Repeat all of the material exactly as given.

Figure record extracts
— begin —

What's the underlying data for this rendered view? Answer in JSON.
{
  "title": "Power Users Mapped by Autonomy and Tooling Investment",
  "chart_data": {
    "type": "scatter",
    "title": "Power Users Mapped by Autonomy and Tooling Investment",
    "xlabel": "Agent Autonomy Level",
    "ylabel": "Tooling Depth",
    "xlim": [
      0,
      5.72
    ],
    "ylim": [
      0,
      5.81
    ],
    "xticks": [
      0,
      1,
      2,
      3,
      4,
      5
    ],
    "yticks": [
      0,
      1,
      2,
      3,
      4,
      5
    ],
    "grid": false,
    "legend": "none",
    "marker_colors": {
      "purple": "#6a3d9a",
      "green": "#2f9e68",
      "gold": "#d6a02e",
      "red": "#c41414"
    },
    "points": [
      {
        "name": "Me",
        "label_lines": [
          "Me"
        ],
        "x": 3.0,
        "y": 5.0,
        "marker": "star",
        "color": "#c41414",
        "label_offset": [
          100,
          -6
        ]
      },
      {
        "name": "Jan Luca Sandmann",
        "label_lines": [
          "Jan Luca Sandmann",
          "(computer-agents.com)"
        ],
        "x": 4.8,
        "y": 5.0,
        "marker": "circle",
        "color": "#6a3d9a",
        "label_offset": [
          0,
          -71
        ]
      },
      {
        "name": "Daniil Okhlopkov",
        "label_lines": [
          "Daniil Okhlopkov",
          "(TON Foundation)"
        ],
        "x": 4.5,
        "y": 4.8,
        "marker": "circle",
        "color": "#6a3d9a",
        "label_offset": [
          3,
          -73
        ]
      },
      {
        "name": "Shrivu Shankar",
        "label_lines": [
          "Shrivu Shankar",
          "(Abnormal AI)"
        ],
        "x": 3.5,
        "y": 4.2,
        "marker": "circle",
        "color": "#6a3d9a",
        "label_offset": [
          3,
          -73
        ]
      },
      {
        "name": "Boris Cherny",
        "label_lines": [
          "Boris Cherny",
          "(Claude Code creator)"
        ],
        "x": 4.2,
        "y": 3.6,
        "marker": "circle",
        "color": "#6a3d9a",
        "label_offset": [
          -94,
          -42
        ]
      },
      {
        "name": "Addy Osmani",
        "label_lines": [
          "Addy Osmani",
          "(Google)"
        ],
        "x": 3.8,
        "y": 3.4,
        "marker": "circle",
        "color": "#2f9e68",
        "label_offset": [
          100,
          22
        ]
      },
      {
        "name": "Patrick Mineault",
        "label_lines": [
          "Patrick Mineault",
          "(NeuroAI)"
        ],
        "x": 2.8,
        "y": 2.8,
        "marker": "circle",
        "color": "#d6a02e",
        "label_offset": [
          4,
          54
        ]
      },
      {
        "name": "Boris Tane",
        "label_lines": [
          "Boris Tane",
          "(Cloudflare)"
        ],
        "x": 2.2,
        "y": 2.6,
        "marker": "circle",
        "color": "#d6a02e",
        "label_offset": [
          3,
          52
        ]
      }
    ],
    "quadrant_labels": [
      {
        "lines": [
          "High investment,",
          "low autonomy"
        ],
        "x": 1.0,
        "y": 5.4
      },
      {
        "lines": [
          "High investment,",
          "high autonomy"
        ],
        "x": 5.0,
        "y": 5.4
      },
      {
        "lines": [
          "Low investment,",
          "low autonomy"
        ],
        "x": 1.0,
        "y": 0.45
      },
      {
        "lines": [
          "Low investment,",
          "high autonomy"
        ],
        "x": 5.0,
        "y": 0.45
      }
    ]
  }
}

— end —

SOLUTION TO THIS PROBLEM:
What's the underlying data for this rendered view? Answer in JSON.
{
  "title": "Power Users Mapped by Autonomy and Tooling Investment",
  "chart_data": {
    "type": "scatter",
    "title": "Power Users Mapped by Autonomy and Tooling Investment",
    "xlabel": "Agent Autonomy Level",
    "ylabel": "Tooling Depth",
    "xlim": [
      0,
      5.72
    ],
    "ylim": [
      0,
      5.81
    ],
    "xticks": [
      0,
      1,
      2,
      3,
      4,
      5
    ],
    "yticks": [
      0,
      1,
      2,
      3,
      4,
      5
    ],
    "grid": false,
    "legend": "none",
    "marker_colors": {
      "purple": "#6a3d9a",
      "green": "#2f9e68",
      "gold": "#d6a02e",
      "red": "#c41414"
    },
    "points": [
      {
        "name": "Me",
        "label_lines": [
          "Me"
        ],
        "x": 3.0,
        "y": 5.0,
        "marker": "star",
        "color": "#c41414",
        "label_offset": [
          100,
          -6
        ]
      },
      {
        "name": "Jan Luca Sandmann",
        "label_lines": [
          "Jan Luca Sandmann",
          "(computer-agents.com)"
        ],
        "x": 4.8,
        "y": 5.0,
        "marker": "circle",
        "color": "#6a3d9a",
        "label_offset": [
          0,
          -71
        ]
      },
      {
        "name": "Daniil Okhlopkov",
        "label_lines": [
          "Daniil Okhlopkov",
          "(TON Foundation)"
        ],
        "x": 4.5,
        "y": 4.8,
        "marker": "circle",
        "color": "#6a3d9a",
        "label_offset": [
          3,
          -73
        ]
      },
      {
        "name": "Shrivu Shankar",
        "label_lines": [
          "Shrivu Shankar",
          "(Abnormal AI)"
        ],
        "x": 3.5,
        "y": 4.2,
        "marker": "circle",
        "color": "#6a3d9a",
        "label_offset": [
          3,
          -73
        ]
      },
      {
        "name": "Boris Cherny",
        "label_lines": [
          "Boris Cherny",
          "(Claude Code creator)"
        ],
        "x": 4.2,
        "y": 3.6,
        "marker": "circle",
        "color": "#6a3d9a",
        "label_offset": [
          -94,
          -42
        ]
      },
      {
        "name": "Addy Osmani",
        "label_lines": [
          "Addy Osmani",
          "(Google)"
        ],
        "x": 3.8,
        "y": 3.4,
        "marker": "circle",
        "color": "#2f9e68",
        "label_offset": [
          100,
          22
        ]
      },
      {
        "name": "Patrick Mineault",
        "label_lines": [
          "Patrick Mineault",
          "(NeuroAI)"
        ],
        "x": 2.8,
        "y": 2.8,
        "marker": "circle",
        "color": "#d6a02e",
        "label_offset": [
          4,
          54
        ]
      },
      {
        "name": "Boris Tane",
        "label_lines": [
          "Boris Tane",
          "(Cloudflare)"
        ],
        "x": 2.2,
        "y": 2.6,
        "marker": "circle",
        "color": "#d6a02e",
        "label_offset": [
          3,
          52
        ]
      }
    ],
    "quadrant_labels": [
      {
        "lines": [
          "High investment,",
          "low autonomy"
        ],
        "x": 1.0,
        "y": 5.4
      },
      {
        "lines": [
          "High investment,",
          "high autonomy"
        ],
        "x": 5.0,
        "y": 5.4
      },
      {
        "lines": [
          "Low investment,",
          "low autonomy"
        ],
        "x": 1.0,
        "y": 0.45
      },
      {
        "lines": [
          "Low investment,",
          "high autonomy"
        ],
        "x": 5.0,
        "y": 0.45
      }
    ]
  }
}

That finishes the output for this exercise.